AIM OF THE TASK: Verbatim output of all the material below is required.

DATA RECORDS:
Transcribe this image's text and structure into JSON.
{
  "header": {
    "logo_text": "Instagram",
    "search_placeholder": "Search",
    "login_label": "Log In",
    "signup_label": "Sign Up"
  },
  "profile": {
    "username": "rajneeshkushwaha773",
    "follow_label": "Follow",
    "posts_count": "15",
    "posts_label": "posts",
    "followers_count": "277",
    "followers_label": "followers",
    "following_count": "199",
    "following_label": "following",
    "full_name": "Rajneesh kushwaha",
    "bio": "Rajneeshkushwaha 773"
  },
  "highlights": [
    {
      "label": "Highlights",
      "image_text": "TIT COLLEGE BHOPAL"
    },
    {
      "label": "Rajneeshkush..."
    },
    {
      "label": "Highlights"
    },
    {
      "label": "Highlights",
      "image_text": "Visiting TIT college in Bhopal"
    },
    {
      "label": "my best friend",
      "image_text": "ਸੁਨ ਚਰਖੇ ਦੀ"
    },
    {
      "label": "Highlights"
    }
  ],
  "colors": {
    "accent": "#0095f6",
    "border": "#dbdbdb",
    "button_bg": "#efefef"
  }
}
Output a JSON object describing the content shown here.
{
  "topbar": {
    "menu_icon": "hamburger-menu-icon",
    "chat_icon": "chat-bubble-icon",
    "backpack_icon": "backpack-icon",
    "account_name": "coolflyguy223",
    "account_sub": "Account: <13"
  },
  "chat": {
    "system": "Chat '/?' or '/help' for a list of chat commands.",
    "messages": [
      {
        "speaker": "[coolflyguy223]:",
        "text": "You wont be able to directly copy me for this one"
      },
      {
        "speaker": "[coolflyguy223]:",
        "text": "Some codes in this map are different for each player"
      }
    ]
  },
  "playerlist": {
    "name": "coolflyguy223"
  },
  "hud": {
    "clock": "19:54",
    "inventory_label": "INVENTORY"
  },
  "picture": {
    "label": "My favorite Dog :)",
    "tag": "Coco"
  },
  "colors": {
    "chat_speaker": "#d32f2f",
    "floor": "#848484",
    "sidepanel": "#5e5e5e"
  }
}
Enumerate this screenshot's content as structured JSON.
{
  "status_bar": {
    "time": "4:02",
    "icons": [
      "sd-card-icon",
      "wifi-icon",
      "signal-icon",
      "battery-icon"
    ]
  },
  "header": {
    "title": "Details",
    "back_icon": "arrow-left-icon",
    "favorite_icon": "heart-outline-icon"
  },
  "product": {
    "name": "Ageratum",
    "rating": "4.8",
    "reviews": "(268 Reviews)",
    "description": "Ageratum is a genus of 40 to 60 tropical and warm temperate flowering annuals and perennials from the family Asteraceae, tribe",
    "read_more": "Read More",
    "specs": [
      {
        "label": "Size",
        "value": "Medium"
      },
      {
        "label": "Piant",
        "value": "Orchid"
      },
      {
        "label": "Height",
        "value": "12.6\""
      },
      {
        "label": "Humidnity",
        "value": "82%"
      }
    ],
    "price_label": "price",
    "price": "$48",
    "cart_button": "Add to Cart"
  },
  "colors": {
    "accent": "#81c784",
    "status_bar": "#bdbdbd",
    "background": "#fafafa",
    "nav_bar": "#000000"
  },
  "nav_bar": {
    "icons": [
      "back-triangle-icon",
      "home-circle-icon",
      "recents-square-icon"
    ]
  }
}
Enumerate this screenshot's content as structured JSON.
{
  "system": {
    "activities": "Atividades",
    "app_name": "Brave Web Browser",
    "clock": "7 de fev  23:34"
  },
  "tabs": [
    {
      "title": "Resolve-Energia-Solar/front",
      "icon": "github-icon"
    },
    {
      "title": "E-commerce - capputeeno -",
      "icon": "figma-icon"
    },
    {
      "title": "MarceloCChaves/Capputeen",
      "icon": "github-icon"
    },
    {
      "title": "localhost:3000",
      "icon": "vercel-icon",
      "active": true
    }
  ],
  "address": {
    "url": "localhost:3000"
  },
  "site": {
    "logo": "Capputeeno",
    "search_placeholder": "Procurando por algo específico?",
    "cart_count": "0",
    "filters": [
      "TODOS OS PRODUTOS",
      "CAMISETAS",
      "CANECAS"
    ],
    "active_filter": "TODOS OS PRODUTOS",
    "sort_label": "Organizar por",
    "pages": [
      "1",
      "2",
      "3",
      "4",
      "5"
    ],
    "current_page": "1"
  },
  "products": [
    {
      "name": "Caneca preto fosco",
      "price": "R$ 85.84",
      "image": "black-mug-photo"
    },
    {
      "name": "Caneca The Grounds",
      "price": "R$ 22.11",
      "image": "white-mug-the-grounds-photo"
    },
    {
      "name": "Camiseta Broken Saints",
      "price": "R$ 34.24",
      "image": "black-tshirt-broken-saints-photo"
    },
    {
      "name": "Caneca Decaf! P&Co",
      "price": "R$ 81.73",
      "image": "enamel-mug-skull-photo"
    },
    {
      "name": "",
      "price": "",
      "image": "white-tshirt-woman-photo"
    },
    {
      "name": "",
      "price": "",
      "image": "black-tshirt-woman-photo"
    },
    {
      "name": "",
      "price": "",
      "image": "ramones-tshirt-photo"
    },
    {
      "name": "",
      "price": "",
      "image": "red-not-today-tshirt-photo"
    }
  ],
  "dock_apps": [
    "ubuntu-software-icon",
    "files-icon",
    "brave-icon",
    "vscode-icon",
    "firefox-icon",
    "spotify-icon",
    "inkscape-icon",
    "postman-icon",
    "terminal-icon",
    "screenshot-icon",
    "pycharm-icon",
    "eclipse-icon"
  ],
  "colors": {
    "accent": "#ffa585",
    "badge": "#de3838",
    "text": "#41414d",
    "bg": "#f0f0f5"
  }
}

SOLVED EXERCISE:
Transcribe this image's text and structure into JSON.
{
  "header": {
    "logo_text": "Instagram",
    "search_placeholder": "Search",
    "login_label": "Log In",
    "signup_label": "Sign Up"
  },
  "profile": {
    "username": "rajneeshkushwaha773",
    "follow_label": "Follow",
    "posts_count": "15",
    "posts_label": "posts",
    "followers_count": "277",
    "followers_label": "followers",
    "following_count": "199",
    "following_label": "following",
    "full_name": "Rajneesh kushwaha",
    "bio": "Rajneeshkushwaha 773"
  },
  "highlights": [
    {
      "label": "Highlights",
      "image_text": "TIT COLLEGE BHOPAL"
    },
    {
      "label": "Rajneeshkush..."
    },
    {
      "label": "Highlights"
    },
    {
      "label": "Highlights",
      "image_text": "Visiting TIT college in Bhopal"
    },
    {
      "label": "my best friend",
      "image_text": "ਸੁਨ ਚਰਖੇ ਦੀ"
    },
    {
      "label": "Highlights"
    }
  ],
  "colors": {
    "accent": "#0095f6",
    "border": "#dbdbdb",
    "button_bg": "#efefef"
  }
}
Output a JSON object describing the content shown here.
{
  "topbar": {
    "menu_icon": "hamburger-menu-icon",
    "chat_icon": "chat-bubble-icon",
    "backpack_icon": "backpack-icon",
    "account_name": "coolflyguy223",
    "account_sub": "Account: <13"
  },
  "chat": {
    "system": "Chat '/?' or '/help' for a list of chat commands.",
    "messages": [
      {
        "speaker": "[coolflyguy223]:",
        "text": "You wont be able to directly copy me for this one"
      },
      {
        "speaker": "[coolflyguy223]:",
        "text": "Some codes in this map are different for each player"
      }
    ]
  },
  "playerlist": {
    "name": "coolflyguy223"
  },
  "hud": {
    "clock": "19:54",
    "inventory_label": "INVENTORY"
  },
  "picture": {
    "label": "My favorite Dog :)",
    "tag": "Coco"
  },
  "colors": {
    "chat_speaker": "#d32f2f",
    "floor": "#848484",
    "sidepanel": "#5e5e5e"
  }
}
Enumerate this screenshot's content as structured JSON.
{
  "status_bar": {
    "time": "4:02",
    "icons": [
      "sd-card-icon",
      "wifi-icon",
      "signal-icon",
      "battery-icon"
    ]
  },
  "header": {
    "title": "Details",
    "back_icon": "arrow-left-icon",
    "favorite_icon": "heart-outline-icon"
  },
  "product": {
    "name": "Ageratum",
    "rating": "4.8",
    "reviews": "(268 Reviews)",
    "description": "Ageratum is a genus of 40 to 60 tropical and warm temperate flowering annuals and perennials from the family Asteraceae, tribe",
    "read_more": "Read More",
    "specs": [
      {
        "label": "Size",
        "value": "Medium"
      },
      {
        "label": "Piant",
        "value": "Orchid"
      },
      {
        "label": "Height",
        "value": "12.6\""
      },
      {
        "label": "Humidnity",
        "value": "82%"
      }
    ],
    "price_label": "price",
    "price": "$48",
    "cart_button": "Add to Cart"
  },
  "colors": {
    "accent": "#81c784",
    "status_bar": "#bdbdbd",
    "background": "#fafafa",
    "nav_bar": "#000000"
  },
  "nav_bar": {
    "icons": [
      "back-triangle-icon",
      "home-circle-icon",
      "recents-square-icon"
    ]
  }
}
Enumerate this screenshot's content as structured JSON.
{
  "system": {
    "activities": "Atividades",
    "app_name": "Brave Web Browser",
    "clock": "7 de fev  23:34"
  },
  "tabs": [
    {
      "title": "Resolve-Energia-Solar/front",
      "icon": "github-icon"
    },
    {
      "title": "E-commerce - capputeeno -",
      "icon": "figma-icon"
    },
    {
      "title": "MarceloCChaves/Capputeen",
      "icon": "github-icon"
    },
    {
      "title": "localhost:3000",
      "icon": "vercel-icon",
      "active": true
    }
  ],
  "address": {
    "url": "localhost:3000"
  },
  "site": {
    "logo": "Capputeeno",
    "search_placeholder": "Procurando por algo específico?",
    "cart_count": "0",
    "filters": [
      "TODOS OS PRODUTOS",
      "CAMISETAS",
      "CANECAS"
    ],
    "active_filter": "TODOS OS PRODUTOS",
    "sort_label": "Organizar por",
    "pages": [
      "1",
      "2",
      "3",
      "4",
      "5"
    ],
    "current_page": "1"
  },
  "products": [
    {
      "name": "Caneca preto fosco",
      "price": "R$ 85.84",
      "image": "black-mug-photo"
    },
    {
      "name": "Caneca The Grounds",
      "price": "R$ 22.11",
      "image": "white-mug-the-grounds-photo"
    },
    {
      "name": "Camiseta Broken Saints",
      "price": "R$ 34.24",
      "image": "black-tshirt-broken-saints-photo"
    },
    {
      "name": "Caneca Decaf! P&Co",
      "price": "R$ 81.73",
      "image": "enamel-mug-skull-photo"
    },
    {
      "name": "",
      "price": "",
      "image": "white-tshirt-woman-photo"
    },
    {
      "name": "",
      "price": "",
      "image": "black-tshirt-woman-photo"
    },
    {
      "name": "",
      "price": "",
      "image": "ramones-tshirt-photo"
    },
    {
      "name": "",
      "price": "",
      "image": "red-not-today-tshirt-photo"
    }
  ],
  "dock_apps": [
    "ubuntu-software-icon",
    "files-icon",
    "brave-icon",
    "vscode-icon",
    "firefox-icon",
    "spotify-icon",
    "inkscape-icon",
    "postman-icon",
    "terminal-icon",
    "screenshot-icon",
    "pycharm-icon",
    "eclipse-icon"
  ],
  "colors": {
    "accent": "#ffa585",
    "badge": "#de3838",
    "text": "#41414d",
    "bg": "#f0f0f5"
  }
}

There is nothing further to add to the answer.